* start Dataset content *
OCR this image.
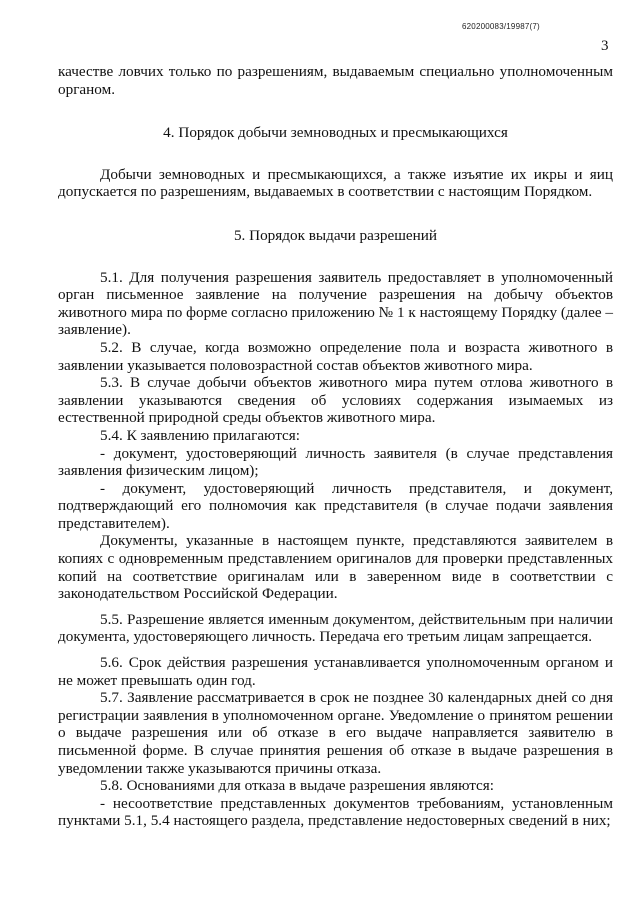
620200083/19987(7)
3

качестве ловчих только по разрешениям, выдаваемым специально уполномоченным органом.

4. Порядок добычи земноводных и пресмыкающихся

Добычи земноводных и пресмыкающихся, а также изъятие их икры и яиц допускается по разрешениям, выдаваемых в соответствии с настоящим Порядком.

5. Порядок выдачи разрешений

5.1. Для получения разрешения заявитель предоставляет в уполномоченный орган письменное заявление на получение разрешения на добычу объектов животного мира по форме согласно приложению № 1 к настоящему Порядку (далее – заявление).

5.2. В случае, когда возможно определение пола и возраста животного в заявлении указывается половозрастной состав объектов животного мира.

5.3. В случае добычи объектов животного мира путем отлова животного в заявлении указываются сведения об условиях содержания изымаемых из естественной природной среды объектов животного мира.

5.4. К заявлению прилагаются:

- документ, удостоверяющий личность заявителя (в случае представления заявления физическим лицом);

- документ, удостоверяющий личность представителя, и документ, подтверждающий его полномочия как представителя (в случае подачи заявления представителем).

Документы, указанные в настоящем пункте, представляются заявителем в копиях с одновременным представлением оригиналов для проверки представленных копий на соответствие оригиналам или в заверенном виде в соответствии с законодательством Российской Федерации.

5.5. Разрешение является именным документом, действительным при наличии документа, удостоверяющего личность. Передача его третьим лицам запрещается.

5.6. Срок действия разрешения устанавливается уполномоченным органом и не может превышать один год.

5.7. Заявление рассматривается в срок не позднее 30 календарных дней со дня регистрации заявления в уполномоченном органе. Уведомление о принятом решении о выдаче разрешения или об отказе в его выдаче направляется заявителю в письменной форме. В случае принятия решения об отказе в выдаче разрешения в уведомлении также указываются причины отказа.

5.8. Основаниями для отказа в выдаче разрешения являются:

- несоответствие представленных документов требованиям, установленным пунктами 5.1, 5.4 настоящего раздела, представление недостоверных сведений в них;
* end Dataset content *
- [Written exercise]
Go through the listing above and quote it exactly, apart from its images.

- [Solution for this problem]
OCR this image.
620200083/19987(7)
3

качестве ловчих только по разрешениям, выдаваемым специально уполномоченным органом.

4. Порядок добычи земноводных и пресмыкающихся

Добычи земноводных и пресмыкающихся, а также изъятие их икры и яиц допускается по разрешениям, выдаваемых в соответствии с настоящим Порядком.

5. Порядок выдачи разрешений

5.1. Для получения разрешения заявитель предоставляет в уполномоченный орган письменное заявление на получение разрешения на добычу объектов животного мира по форме согласно приложению № 1 к настоящему Порядку (далее – заявление).

5.2. В случае, когда возможно определение пола и возраста животного в заявлении указывается половозрастной состав объектов животного мира.

5.3. В случае добычи объектов животного мира путем отлова животного в заявлении указываются сведения об условиях содержания изымаемых из естественной природной среды объектов животного мира.

5.4. К заявлению прилагаются:

- документ, удостоверяющий личность заявителя (в случае представления заявления физическим лицом);

- документ, удостоверяющий личность представителя, и документ, подтверждающий его полномочия как представителя (в случае подачи заявления представителем).

Документы, указанные в настоящем пункте, представляются заявителем в копиях с одновременным представлением оригиналов для проверки представленных копий на соответствие оригиналам или в заверенном виде в соответствии с законодательством Российской Федерации.

5.5. Разрешение является именным документом, действительным при наличии документа, удостоверяющего личность. Передача его третьим лицам запрещается.

5.6. Срок действия разрешения устанавливается уполномоченным органом и не может превышать один год.

5.7. Заявление рассматривается в срок не позднее 30 календарных дней со дня регистрации заявления в уполномоченном органе. Уведомление о принятом решении о выдаче разрешения или об отказе в его выдаче направляется заявителю в письменной форме. В случае принятия решения об отказе в выдаче разрешения в уведомлении также указываются причины отказа.

5.8. Основаниями для отказа в выдаче разрешения являются:

- несоответствие представленных документов требованиям, установленным пунктами 5.1, 5.4 настоящего раздела, представление недостоверных сведений в них;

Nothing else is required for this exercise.